# Start of Records provided

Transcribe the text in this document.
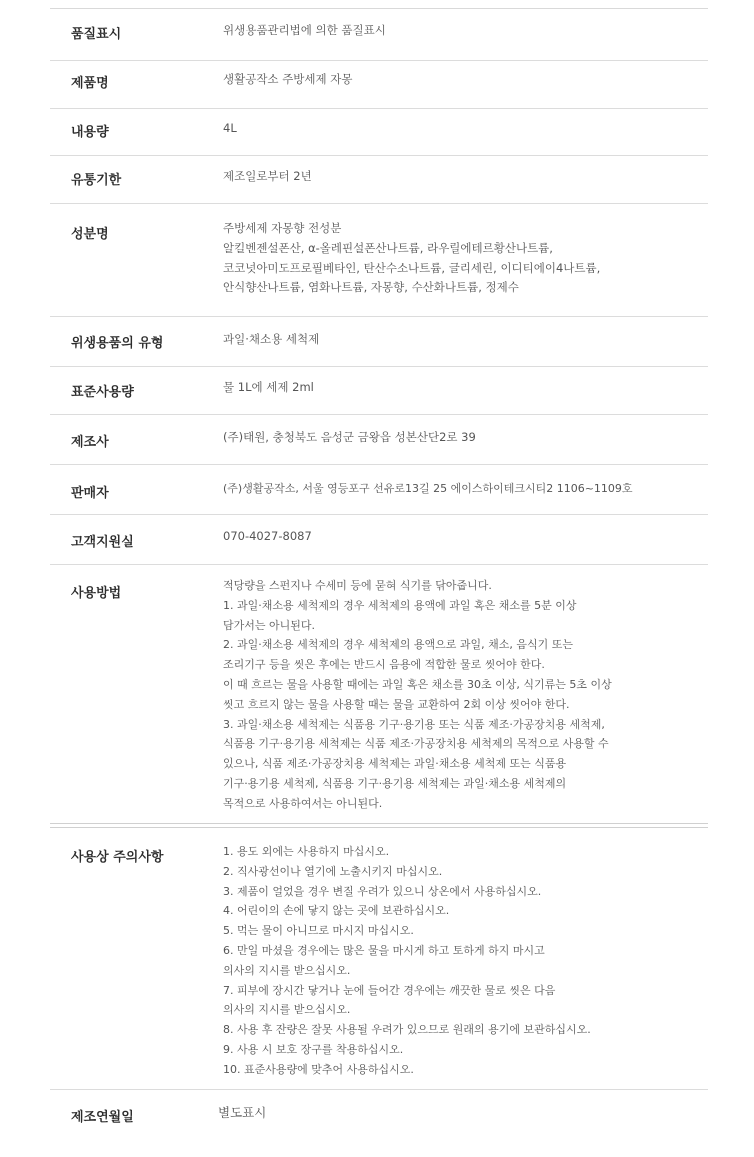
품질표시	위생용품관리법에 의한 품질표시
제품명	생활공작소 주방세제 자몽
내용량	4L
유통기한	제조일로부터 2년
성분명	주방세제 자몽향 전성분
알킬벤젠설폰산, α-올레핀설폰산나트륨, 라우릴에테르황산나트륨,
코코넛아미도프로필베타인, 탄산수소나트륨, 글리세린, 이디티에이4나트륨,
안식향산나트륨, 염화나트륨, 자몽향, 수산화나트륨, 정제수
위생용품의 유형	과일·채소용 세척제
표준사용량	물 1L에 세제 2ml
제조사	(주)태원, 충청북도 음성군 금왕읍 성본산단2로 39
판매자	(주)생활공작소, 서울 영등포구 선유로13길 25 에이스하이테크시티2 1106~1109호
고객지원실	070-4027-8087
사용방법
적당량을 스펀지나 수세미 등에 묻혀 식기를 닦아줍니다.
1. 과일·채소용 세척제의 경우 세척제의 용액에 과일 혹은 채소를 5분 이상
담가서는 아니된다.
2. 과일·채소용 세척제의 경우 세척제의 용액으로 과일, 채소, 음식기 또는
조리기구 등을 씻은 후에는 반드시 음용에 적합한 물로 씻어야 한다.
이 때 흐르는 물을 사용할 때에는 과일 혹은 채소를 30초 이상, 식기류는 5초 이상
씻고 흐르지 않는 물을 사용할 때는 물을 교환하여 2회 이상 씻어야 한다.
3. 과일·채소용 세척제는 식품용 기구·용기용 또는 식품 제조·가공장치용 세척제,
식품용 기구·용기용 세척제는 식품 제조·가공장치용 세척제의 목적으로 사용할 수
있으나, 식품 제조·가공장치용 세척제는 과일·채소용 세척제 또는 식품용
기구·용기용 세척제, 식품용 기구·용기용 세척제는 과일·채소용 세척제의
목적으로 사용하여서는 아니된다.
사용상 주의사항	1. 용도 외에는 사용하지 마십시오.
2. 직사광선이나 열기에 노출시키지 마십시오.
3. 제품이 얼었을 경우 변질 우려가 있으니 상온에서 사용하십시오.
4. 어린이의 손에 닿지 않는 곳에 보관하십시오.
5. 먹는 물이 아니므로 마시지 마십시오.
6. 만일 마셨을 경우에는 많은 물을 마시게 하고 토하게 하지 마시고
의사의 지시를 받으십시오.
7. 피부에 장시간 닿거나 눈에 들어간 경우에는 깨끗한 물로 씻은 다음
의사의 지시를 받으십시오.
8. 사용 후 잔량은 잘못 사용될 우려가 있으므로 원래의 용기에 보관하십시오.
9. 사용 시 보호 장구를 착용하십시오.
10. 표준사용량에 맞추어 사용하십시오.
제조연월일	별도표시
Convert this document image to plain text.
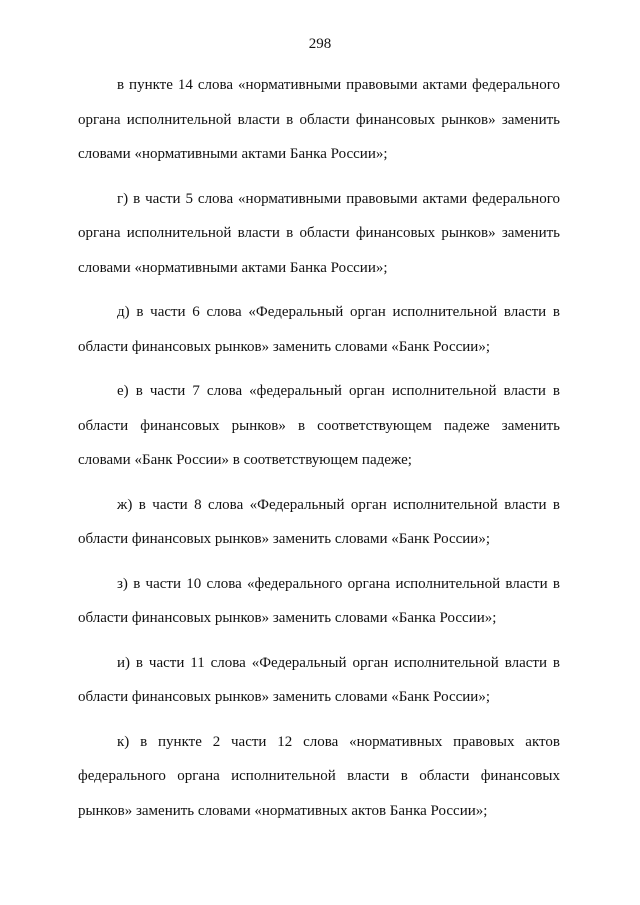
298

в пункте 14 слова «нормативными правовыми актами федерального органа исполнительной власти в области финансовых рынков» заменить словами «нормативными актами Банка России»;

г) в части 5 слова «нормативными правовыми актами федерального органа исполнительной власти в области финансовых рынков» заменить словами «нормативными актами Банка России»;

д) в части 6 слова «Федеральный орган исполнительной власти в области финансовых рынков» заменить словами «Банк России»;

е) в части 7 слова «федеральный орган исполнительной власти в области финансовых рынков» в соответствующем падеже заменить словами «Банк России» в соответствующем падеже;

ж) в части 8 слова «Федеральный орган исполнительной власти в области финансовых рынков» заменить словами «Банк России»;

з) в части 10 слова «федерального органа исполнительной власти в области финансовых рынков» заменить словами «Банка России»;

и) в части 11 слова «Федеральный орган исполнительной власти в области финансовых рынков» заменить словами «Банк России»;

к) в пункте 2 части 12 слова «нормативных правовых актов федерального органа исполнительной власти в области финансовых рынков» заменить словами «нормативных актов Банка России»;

# End of Records provided

* Your instructions: Write out every record above exactly as it stands, but leave out the pictures.

* Task solution:
Transcribe the text in this document.
품질표시	위생용품관리법에 의한 품질표시
제품명	생활공작소 주방세제 자몽
내용량	4L
유통기한	제조일로부터 2년
성분명	주방세제 자몽향 전성분
알킬벤젠설폰산, α-올레핀설폰산나트륨, 라우릴에테르황산나트륨,
코코넛아미도프로필베타인, 탄산수소나트륨, 글리세린, 이디티에이4나트륨,
안식향산나트륨, 염화나트륨, 자몽향, 수산화나트륨, 정제수
위생용품의 유형	과일·채소용 세척제
표준사용량	물 1L에 세제 2ml
제조사	(주)태원, 충청북도 음성군 금왕읍 성본산단2로 39
판매자	(주)생활공작소, 서울 영등포구 선유로13길 25 에이스하이테크시티2 1106~1109호
고객지원실	070-4027-8087
사용방법
적당량을 스펀지나 수세미 등에 묻혀 식기를 닦아줍니다.
1. 과일·채소용 세척제의 경우 세척제의 용액에 과일 혹은 채소를 5분 이상
담가서는 아니된다.
2. 과일·채소용 세척제의 경우 세척제의 용액으로 과일, 채소, 음식기 또는
조리기구 등을 씻은 후에는 반드시 음용에 적합한 물로 씻어야 한다.
이 때 흐르는 물을 사용할 때에는 과일 혹은 채소를 30초 이상, 식기류는 5초 이상
씻고 흐르지 않는 물을 사용할 때는 물을 교환하여 2회 이상 씻어야 한다.
3. 과일·채소용 세척제는 식품용 기구·용기용 또는 식품 제조·가공장치용 세척제,
식품용 기구·용기용 세척제는 식품 제조·가공장치용 세척제의 목적으로 사용할 수
있으나, 식품 제조·가공장치용 세척제는 과일·채소용 세척제 또는 식품용
기구·용기용 세척제, 식품용 기구·용기용 세척제는 과일·채소용 세척제의
목적으로 사용하여서는 아니된다.
사용상 주의사항	1. 용도 외에는 사용하지 마십시오.
2. 직사광선이나 열기에 노출시키지 마십시오.
3. 제품이 얼었을 경우 변질 우려가 있으니 상온에서 사용하십시오.
4. 어린이의 손에 닿지 않는 곳에 보관하십시오.
5. 먹는 물이 아니므로 마시지 마십시오.
6. 만일 마셨을 경우에는 많은 물을 마시게 하고 토하게 하지 마시고
의사의 지시를 받으십시오.
7. 피부에 장시간 닿거나 눈에 들어간 경우에는 깨끗한 물로 씻은 다음
의사의 지시를 받으십시오.
8. 사용 후 잔량은 잘못 사용될 우려가 있으므로 원래의 용기에 보관하십시오.
9. 사용 시 보호 장구를 착용하십시오.
10. 표준사용량에 맞추어 사용하십시오.
제조연월일	별도표시
Convert this document image to plain text.
298

в пункте 14 слова «нормативными правовыми актами федерального органа исполнительной власти в области финансовых рынков» заменить словами «нормативными актами Банка России»;

г) в части 5 слова «нормативными правовыми актами федерального органа исполнительной власти в области финансовых рынков» заменить словами «нормативными актами Банка России»;

д) в части 6 слова «Федеральный орган исполнительной власти в области финансовых рынков» заменить словами «Банк России»;

е) в части 7 слова «федеральный орган исполнительной власти в области финансовых рынков» в соответствующем падеже заменить словами «Банк России» в соответствующем падеже;

ж) в части 8 слова «Федеральный орган исполнительной власти в области финансовых рынков» заменить словами «Банк России»;

з) в части 10 слова «федерального органа исполнительной власти в области финансовых рынков» заменить словами «Банка России»;

и) в части 11 слова «Федеральный орган исполнительной власти в области финансовых рынков» заменить словами «Банк России»;

к) в пункте 2 части 12 слова «нормативных правовых актов федерального органа исполнительной власти в области финансовых рынков» заменить словами «нормативных актов Банка России»;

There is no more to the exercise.